→ **YOUR TASKS**:
1. In the text on Sequim's city finances, copy out the passage word for word, starting at the words "Olympia is handing" and ending after the words "personnel, Spinks said.".
2. Do these statements agree with the text on Sequim's city finances? Answer yes or no for each, and quote the words of the text that decide it.
(a) Public Works Director James Bay retired on April 25.
(b) Consultant Lee Walton is lining up candidates for public works chief.
(c) The city is planning a $4 million City Hall.

╭─ TEXT EXCERPT

Should it postpone the construction of a $6 million City Hall?

How far down should the city let its reserves go?

And, Spinks asked, how will Sequim pay for "unfunded mandates" from the state?

Olympia is handing down orders for shoreline management studies, and other "grand report[s] that look really good in a binder," he said — though the money for such work has yet to appear.

Sequim also faces the most painful of cuts: staff layoffs.

But this is not the time to trim personnel, Spinks said.

The city has a plethora of projects on its collective plate: expansion of the sewer and water reclamation systems, planning for a $6 million City Hall, a $4 million Police Department, street, trail and park improvements and a municipal court of its own.

Then there are the state mandates for "carbon footprinting" and other environmental studies, Spinks added.

"It's not that those aren't important," he said.

But since city Public Works Director James Bay retired on April 25 and the former city manager, Bill Elliott, was fired on May 5, Sequim doesn't have the personnel to handle them.

The city is still operating with Spinks as interim manager and Bill Bullock as interim public works chief, and while consultant Lee Walton is lining up manager candidates for October interviews, the search for a public works chief is on hold.

╰─
╭─ SUPPLIED MATERIAL

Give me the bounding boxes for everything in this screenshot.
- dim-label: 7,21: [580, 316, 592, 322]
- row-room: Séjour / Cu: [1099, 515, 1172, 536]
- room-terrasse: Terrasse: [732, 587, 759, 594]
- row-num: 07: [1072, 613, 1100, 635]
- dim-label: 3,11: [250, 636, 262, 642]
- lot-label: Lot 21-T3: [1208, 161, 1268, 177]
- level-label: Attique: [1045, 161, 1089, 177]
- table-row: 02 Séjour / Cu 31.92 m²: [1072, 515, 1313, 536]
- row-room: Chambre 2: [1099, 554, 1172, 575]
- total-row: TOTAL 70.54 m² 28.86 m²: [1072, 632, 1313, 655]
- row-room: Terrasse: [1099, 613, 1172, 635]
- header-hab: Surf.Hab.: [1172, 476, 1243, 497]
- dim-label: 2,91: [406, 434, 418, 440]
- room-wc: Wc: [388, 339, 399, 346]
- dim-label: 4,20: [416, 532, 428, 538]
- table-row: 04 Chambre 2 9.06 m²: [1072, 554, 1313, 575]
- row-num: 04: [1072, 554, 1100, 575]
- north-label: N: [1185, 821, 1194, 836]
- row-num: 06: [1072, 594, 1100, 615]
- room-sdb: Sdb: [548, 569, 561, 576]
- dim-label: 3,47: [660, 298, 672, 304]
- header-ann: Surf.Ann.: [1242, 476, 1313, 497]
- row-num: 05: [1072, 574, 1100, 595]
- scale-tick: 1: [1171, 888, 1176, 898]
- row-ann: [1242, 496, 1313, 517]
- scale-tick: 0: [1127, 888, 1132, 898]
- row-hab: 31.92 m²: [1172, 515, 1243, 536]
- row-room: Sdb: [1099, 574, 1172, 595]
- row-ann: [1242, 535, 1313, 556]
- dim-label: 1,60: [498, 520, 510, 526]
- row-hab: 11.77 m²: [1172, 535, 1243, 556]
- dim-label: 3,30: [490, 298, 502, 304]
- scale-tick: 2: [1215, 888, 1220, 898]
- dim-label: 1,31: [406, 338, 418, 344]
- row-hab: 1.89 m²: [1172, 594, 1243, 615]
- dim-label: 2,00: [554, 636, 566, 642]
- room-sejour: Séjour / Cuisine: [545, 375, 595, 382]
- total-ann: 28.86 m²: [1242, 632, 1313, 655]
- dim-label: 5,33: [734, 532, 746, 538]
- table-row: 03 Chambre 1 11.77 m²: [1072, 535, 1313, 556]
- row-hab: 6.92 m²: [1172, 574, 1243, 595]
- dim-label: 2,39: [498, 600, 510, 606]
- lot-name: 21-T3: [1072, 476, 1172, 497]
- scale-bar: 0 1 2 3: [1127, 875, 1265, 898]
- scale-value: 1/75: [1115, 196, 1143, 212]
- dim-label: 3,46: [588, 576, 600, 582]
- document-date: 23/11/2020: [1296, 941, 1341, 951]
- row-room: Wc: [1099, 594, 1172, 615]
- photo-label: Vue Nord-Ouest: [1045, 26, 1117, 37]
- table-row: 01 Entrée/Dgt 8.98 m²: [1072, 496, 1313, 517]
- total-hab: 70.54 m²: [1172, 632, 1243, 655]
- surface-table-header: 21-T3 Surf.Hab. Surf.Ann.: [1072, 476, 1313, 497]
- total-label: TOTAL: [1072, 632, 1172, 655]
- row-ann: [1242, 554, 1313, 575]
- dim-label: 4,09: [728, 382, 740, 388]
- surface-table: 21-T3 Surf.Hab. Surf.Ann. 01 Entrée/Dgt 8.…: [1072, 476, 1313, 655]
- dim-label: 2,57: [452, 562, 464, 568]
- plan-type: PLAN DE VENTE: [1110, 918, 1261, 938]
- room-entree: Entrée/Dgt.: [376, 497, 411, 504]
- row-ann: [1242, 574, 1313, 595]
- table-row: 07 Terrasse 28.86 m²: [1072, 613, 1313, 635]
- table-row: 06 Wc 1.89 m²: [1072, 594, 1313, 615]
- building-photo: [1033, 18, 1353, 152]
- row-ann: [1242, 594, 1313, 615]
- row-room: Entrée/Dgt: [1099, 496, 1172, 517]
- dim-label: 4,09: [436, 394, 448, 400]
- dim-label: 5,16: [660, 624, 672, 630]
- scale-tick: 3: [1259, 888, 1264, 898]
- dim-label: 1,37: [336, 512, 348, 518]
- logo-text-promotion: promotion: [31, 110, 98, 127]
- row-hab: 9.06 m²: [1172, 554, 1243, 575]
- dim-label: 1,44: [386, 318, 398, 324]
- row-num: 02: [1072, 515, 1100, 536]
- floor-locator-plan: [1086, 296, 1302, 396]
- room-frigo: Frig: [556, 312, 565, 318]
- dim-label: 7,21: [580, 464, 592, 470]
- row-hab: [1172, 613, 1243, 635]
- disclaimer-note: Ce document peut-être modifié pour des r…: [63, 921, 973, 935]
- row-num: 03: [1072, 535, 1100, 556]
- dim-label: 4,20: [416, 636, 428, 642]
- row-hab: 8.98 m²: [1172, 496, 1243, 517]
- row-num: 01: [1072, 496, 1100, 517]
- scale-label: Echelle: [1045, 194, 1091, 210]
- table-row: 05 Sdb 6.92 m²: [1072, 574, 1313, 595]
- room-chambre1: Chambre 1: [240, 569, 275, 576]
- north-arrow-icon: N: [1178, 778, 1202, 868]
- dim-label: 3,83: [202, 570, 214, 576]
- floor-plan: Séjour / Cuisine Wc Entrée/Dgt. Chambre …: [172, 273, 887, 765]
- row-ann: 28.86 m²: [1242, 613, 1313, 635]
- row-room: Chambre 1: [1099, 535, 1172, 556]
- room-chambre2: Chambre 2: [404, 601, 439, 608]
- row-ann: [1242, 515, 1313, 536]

╰─

→ **SOLUTIONS IN ORDER**:
1.
Olympia is handing down orders for shoreline management studies, and other "grand report[s] that look really good in a binder," he said — though the money for such work has yet to appear.

Sequim also faces the most painful of cuts: staff layoffs.

But this is not the time to trim personnel, Spinks said.

2.
(a) Yes: "city Public Works Director James Bay retired on April 25"
(b) No: "the search for a public works chief is on hold"
(c) No: "planning for a $6 million City Hall"